→ Task prompt
Repeat, exactly and in full, the lines of the listing below, but without any pictures.
BEGIN Material for this task
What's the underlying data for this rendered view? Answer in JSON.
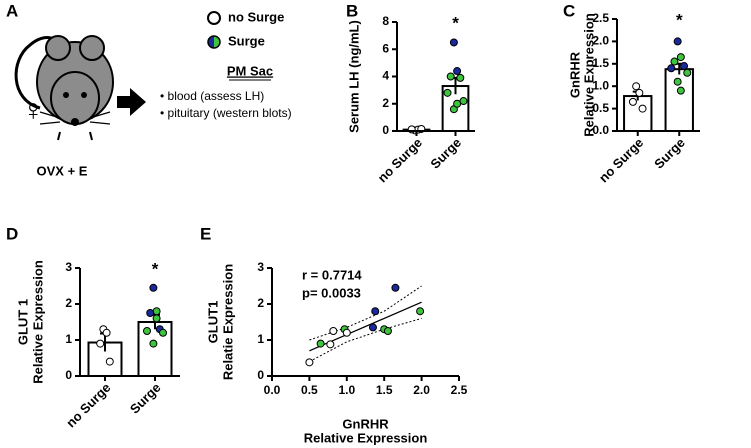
{
  "panel_a": {
    "panel": "A",
    "sex_symbol": "♀",
    "treatment": "OVX + E",
    "legend": [
      "no Surge",
      "Surge"
    ],
    "procedure_title": "PM Sac",
    "procedure_items": [
      "• blood (assess LH)",
      "• pituitary (western blots)"
    ]
  },
  "chart_data": [
    {
      "type": "bar",
      "panel": "B",
      "ylabel": [
        "Serum LH (ng/mL)"
      ],
      "categories": [
        "no Surge",
        "Surge"
      ],
      "values": [
        0.1,
        3.3
      ],
      "errors": [
        0.05,
        0.6
      ],
      "points": [
        [
          0.05,
          0.1,
          0.12,
          0.15
        ],
        [
          6.5,
          4.4,
          4.0,
          3.9,
          2.8,
          2.2,
          1.6,
          2.0
        ]
      ],
      "point_colors": [
        [
          "#ffffff",
          "#ffffff",
          "#ffffff",
          "#ffffff"
        ],
        [
          "#1a2a9c",
          "#1a2a9c",
          "#3ec43e",
          "#3ec43e",
          "#3ec43e",
          "#3ec43e",
          "#3ec43e",
          "#3ec43e"
        ]
      ],
      "significance": "*",
      "ylim": [
        0,
        8
      ],
      "yticks": [
        0,
        2,
        4,
        6,
        8
      ]
    },
    {
      "type": "bar",
      "panel": "C",
      "ylabel": [
        "GnRHR",
        "Relative Expression"
      ],
      "categories": [
        "no Surge",
        "Surge"
      ],
      "values": [
        0.78,
        1.38
      ],
      "errors": [
        0.1,
        0.12
      ],
      "points": [
        [
          1.0,
          0.85,
          0.65,
          0.5
        ],
        [
          2.0,
          1.65,
          1.55,
          1.45,
          1.4,
          1.3,
          1.1,
          0.9
        ]
      ],
      "point_colors": [
        [
          "#ffffff",
          "#ffffff",
          "#ffffff",
          "#ffffff"
        ],
        [
          "#1a2a9c",
          "#3ec43e",
          "#3ec43e",
          "#1a2a9c",
          "#1a2a9c",
          "#3ec43e",
          "#3ec43e",
          "#3ec43e"
        ]
      ],
      "significance": "*",
      "ylim": [
        0,
        2.5
      ],
      "yticks": [
        {
          "value": 0,
          "label": "0.0"
        },
        0.5,
        {
          "value": 1,
          "label": "1.0"
        },
        1.5,
        {
          "value": 2,
          "label": "2.0"
        },
        2.5
      ]
    },
    {
      "type": "bar",
      "panel": "D",
      "ylabel": [
        "GLUT 1",
        "Relative Expression"
      ],
      "categories": [
        "no Surge",
        "Surge"
      ],
      "values": [
        0.93,
        1.5
      ],
      "errors": [
        0.25,
        0.2
      ],
      "points": [
        [
          1.3,
          1.2,
          0.9,
          0.4
        ],
        [
          2.45,
          1.8,
          1.75,
          1.3,
          1.25,
          1.2,
          0.9,
          1.6
        ]
      ],
      "point_colors": [
        [
          "#ffffff",
          "#ffffff",
          "#ffffff",
          "#ffffff"
        ],
        [
          "#1a2a9c",
          "#3ec43e",
          "#1a2a9c",
          "#1a2a9c",
          "#3ec43e",
          "#3ec43e",
          "#3ec43e",
          "#3ec43e"
        ]
      ],
      "significance": "*",
      "ylim": [
        0,
        3
      ],
      "yticks": [
        0,
        1,
        2,
        3
      ]
    },
    {
      "type": "scatter",
      "panel": "E",
      "ylabel": [
        "GLUT1",
        "Relatie Expression"
      ],
      "xlabel": [
        "GnRHR",
        "Relative Expression"
      ],
      "stats": [
        "r = 0.7714",
        "p= 0.0033"
      ],
      "x": [
        0.5,
        0.65,
        0.78,
        0.82,
        0.97,
        1.0,
        1.35,
        1.38,
        1.5,
        1.55,
        1.65,
        1.98
      ],
      "y": [
        0.38,
        0.9,
        0.88,
        1.25,
        1.3,
        1.2,
        1.35,
        1.8,
        1.3,
        1.25,
        2.45,
        1.8
      ],
      "colors": [
        "#ffffff",
        "#3ec43e",
        "#ffffff",
        "#ffffff",
        "#3ec43e",
        "#ffffff",
        "#1a2a9c",
        "#1a2a9c",
        "#3ec43e",
        "#3ec43e",
        "#1a2a9c",
        "#3ec43e"
      ],
      "fit": {
        "x": [
          0.5,
          2.0
        ],
        "y": [
          0.7,
          2.05
        ]
      },
      "band": {
        "x": [
          0.5,
          1.0,
          1.5,
          2.0
        ],
        "lower": [
          0.4,
          0.95,
          1.3,
          1.6
        ],
        "upper": [
          1.0,
          1.35,
          1.8,
          2.5
        ]
      },
      "xlim": [
        0,
        2.5
      ],
      "ylim": [
        0,
        3
      ],
      "xticks": [
        {
          "value": 0,
          "label": "0.0"
        },
        0.5,
        {
          "value": 1,
          "label": "1.0"
        },
        1.5,
        {
          "value": 2,
          "label": "2.0"
        },
        2.5
      ],
      "yticks": [
        0,
        1,
        2,
        3
      ]
    }
  ]
}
END Material for this task
→ Answer to this exercise
What's the underlying data for this rendered view? Answer in JSON.
{
  "panel_a": {
    "panel": "A",
    "sex_symbol": "♀",
    "treatment": "OVX + E",
    "legend": [
      "no Surge",
      "Surge"
    ],
    "procedure_title": "PM Sac",
    "procedure_items": [
      "• blood (assess LH)",
      "• pituitary (western blots)"
    ]
  },
  "chart_data": [
    {
      "type": "bar",
      "panel": "B",
      "ylabel": [
        "Serum LH (ng/mL)"
      ],
      "categories": [
        "no Surge",
        "Surge"
      ],
      "values": [
        0.1,
        3.3
      ],
      "errors": [
        0.05,
        0.6
      ],
      "points": [
        [
          0.05,
          0.1,
          0.12,
          0.15
        ],
        [
          6.5,
          4.4,
          4.0,
          3.9,
          2.8,
          2.2,
          1.6,
          2.0
        ]
      ],
      "point_colors": [
        [
          "#ffffff",
          "#ffffff",
          "#ffffff",
          "#ffffff"
        ],
        [
          "#1a2a9c",
          "#1a2a9c",
          "#3ec43e",
          "#3ec43e",
          "#3ec43e",
          "#3ec43e",
          "#3ec43e",
          "#3ec43e"
        ]
      ],
      "significance": "*",
      "ylim": [
        0,
        8
      ],
      "yticks": [
        0,
        2,
        4,
        6,
        8
      ]
    },
    {
      "type": "bar",
      "panel": "C",
      "ylabel": [
        "GnRHR",
        "Relative Expression"
      ],
      "categories": [
        "no Surge",
        "Surge"
      ],
      "values": [
        0.78,
        1.38
      ],
      "errors": [
        0.1,
        0.12
      ],
      "points": [
        [
          1.0,
          0.85,
          0.65,
          0.5
        ],
        [
          2.0,
          1.65,
          1.55,
          1.45,
          1.4,
          1.3,
          1.1,
          0.9
        ]
      ],
      "point_colors": [
        [
          "#ffffff",
          "#ffffff",
          "#ffffff",
          "#ffffff"
        ],
        [
          "#1a2a9c",
          "#3ec43e",
          "#3ec43e",
          "#1a2a9c",
          "#1a2a9c",
          "#3ec43e",
          "#3ec43e",
          "#3ec43e"
        ]
      ],
      "significance": "*",
      "ylim": [
        0,
        2.5
      ],
      "yticks": [
        {
          "value": 0,
          "label": "0.0"
        },
        0.5,
        {
          "value": 1,
          "label": "1.0"
        },
        1.5,
        {
          "value": 2,
          "label": "2.0"
        },
        2.5
      ]
    },
    {
      "type": "bar",
      "panel": "D",
      "ylabel": [
        "GLUT 1",
        "Relative Expression"
      ],
      "categories": [
        "no Surge",
        "Surge"
      ],
      "values": [
        0.93,
        1.5
      ],
      "errors": [
        0.25,
        0.2
      ],
      "points": [
        [
          1.3,
          1.2,
          0.9,
          0.4
        ],
        [
          2.45,
          1.8,
          1.75,
          1.3,
          1.25,
          1.2,
          0.9,
          1.6
        ]
      ],
      "point_colors": [
        [
          "#ffffff",
          "#ffffff",
          "#ffffff",
          "#ffffff"
        ],
        [
          "#1a2a9c",
          "#3ec43e",
          "#1a2a9c",
          "#1a2a9c",
          "#3ec43e",
          "#3ec43e",
          "#3ec43e",
          "#3ec43e"
        ]
      ],
      "significance": "*",
      "ylim": [
        0,
        3
      ],
      "yticks": [
        0,
        1,
        2,
        3
      ]
    },
    {
      "type": "scatter",
      "panel": "E",
      "ylabel": [
        "GLUT1",
        "Relatie Expression"
      ],
      "xlabel": [
        "GnRHR",
        "Relative Expression"
      ],
      "stats": [
        "r = 0.7714",
        "p= 0.0033"
      ],
      "x": [
        0.5,
        0.65,
        0.78,
        0.82,
        0.97,
        1.0,
        1.35,
        1.38,
        1.5,
        1.55,
        1.65,
        1.98
      ],
      "y": [
        0.38,
        0.9,
        0.88,
        1.25,
        1.3,
        1.2,
        1.35,
        1.8,
        1.3,
        1.25,
        2.45,
        1.8
      ],
      "colors": [
        "#ffffff",
        "#3ec43e",
        "#ffffff",
        "#ffffff",
        "#3ec43e",
        "#ffffff",
        "#1a2a9c",
        "#1a2a9c",
        "#3ec43e",
        "#3ec43e",
        "#1a2a9c",
        "#3ec43e"
      ],
      "fit": {
        "x": [
          0.5,
          2.0
        ],
        "y": [
          0.7,
          2.05
        ]
      },
      "band": {
        "x": [
          0.5,
          1.0,
          1.5,
          2.0
        ],
        "lower": [
          0.4,
          0.95,
          1.3,
          1.6
        ],
        "upper": [
          1.0,
          1.35,
          1.8,
          2.5
        ]
      },
      "xlim": [
        0,
        2.5
      ],
      "ylim": [
        0,
        3
      ],
      "xticks": [
        {
          "value": 0,
          "label": "0.0"
        },
        0.5,
        {
          "value": 1,
          "label": "1.0"
        },
        1.5,
        {
          "value": 2,
          "label": "2.0"
        },
        2.5
      ],
      "yticks": [
        0,
        1,
        2,
        3
      ]
    }
  ]
}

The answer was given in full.